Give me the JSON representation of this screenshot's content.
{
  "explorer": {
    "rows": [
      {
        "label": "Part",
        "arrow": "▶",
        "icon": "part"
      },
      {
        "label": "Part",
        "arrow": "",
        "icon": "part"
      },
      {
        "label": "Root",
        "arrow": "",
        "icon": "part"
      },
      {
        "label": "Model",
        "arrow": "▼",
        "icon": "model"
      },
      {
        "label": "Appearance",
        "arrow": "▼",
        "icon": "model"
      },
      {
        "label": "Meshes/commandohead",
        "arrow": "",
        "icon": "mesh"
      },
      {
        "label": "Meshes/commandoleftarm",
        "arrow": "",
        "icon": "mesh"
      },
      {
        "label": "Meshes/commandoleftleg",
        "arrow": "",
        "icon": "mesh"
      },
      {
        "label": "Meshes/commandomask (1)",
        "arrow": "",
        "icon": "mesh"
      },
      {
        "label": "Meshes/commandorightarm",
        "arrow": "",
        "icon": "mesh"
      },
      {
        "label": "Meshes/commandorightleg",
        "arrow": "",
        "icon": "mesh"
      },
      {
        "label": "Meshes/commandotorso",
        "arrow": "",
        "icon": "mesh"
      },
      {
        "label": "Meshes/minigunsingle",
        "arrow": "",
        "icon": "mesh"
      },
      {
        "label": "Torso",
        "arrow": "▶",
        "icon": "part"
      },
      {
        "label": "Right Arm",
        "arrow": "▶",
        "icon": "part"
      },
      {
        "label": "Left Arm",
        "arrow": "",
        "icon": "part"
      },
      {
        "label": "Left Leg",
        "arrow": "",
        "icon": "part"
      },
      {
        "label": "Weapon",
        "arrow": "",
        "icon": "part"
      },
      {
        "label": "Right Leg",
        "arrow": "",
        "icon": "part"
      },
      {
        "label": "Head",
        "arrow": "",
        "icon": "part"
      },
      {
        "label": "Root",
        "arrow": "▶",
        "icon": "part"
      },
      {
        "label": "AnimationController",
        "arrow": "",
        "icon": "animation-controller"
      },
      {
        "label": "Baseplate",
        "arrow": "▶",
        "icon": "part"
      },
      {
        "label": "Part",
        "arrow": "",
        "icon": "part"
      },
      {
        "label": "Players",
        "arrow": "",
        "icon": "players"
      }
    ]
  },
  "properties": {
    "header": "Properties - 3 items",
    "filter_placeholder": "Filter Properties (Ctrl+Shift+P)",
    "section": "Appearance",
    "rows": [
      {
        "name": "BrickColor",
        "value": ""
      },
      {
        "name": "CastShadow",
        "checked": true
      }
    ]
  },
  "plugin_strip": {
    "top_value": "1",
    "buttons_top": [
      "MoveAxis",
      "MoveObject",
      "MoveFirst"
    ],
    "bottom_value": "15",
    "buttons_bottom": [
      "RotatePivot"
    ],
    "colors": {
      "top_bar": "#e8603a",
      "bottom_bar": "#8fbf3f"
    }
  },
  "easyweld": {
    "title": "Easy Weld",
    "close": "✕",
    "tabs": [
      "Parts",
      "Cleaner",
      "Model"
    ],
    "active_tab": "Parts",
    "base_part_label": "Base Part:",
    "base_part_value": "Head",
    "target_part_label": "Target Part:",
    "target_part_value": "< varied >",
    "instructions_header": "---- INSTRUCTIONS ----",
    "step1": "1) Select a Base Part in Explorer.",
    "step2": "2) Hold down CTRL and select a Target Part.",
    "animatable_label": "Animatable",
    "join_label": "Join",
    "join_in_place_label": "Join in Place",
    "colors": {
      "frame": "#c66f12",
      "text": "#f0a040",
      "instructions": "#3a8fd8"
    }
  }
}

* * * * * * *

• YOUR INSTRUCTIONS
Look for the word "Join" and return every line where it occurs.

• COMPLETE OUTPUT
    "join_label": "Join",
    "join_in_place_label": "Join in Place",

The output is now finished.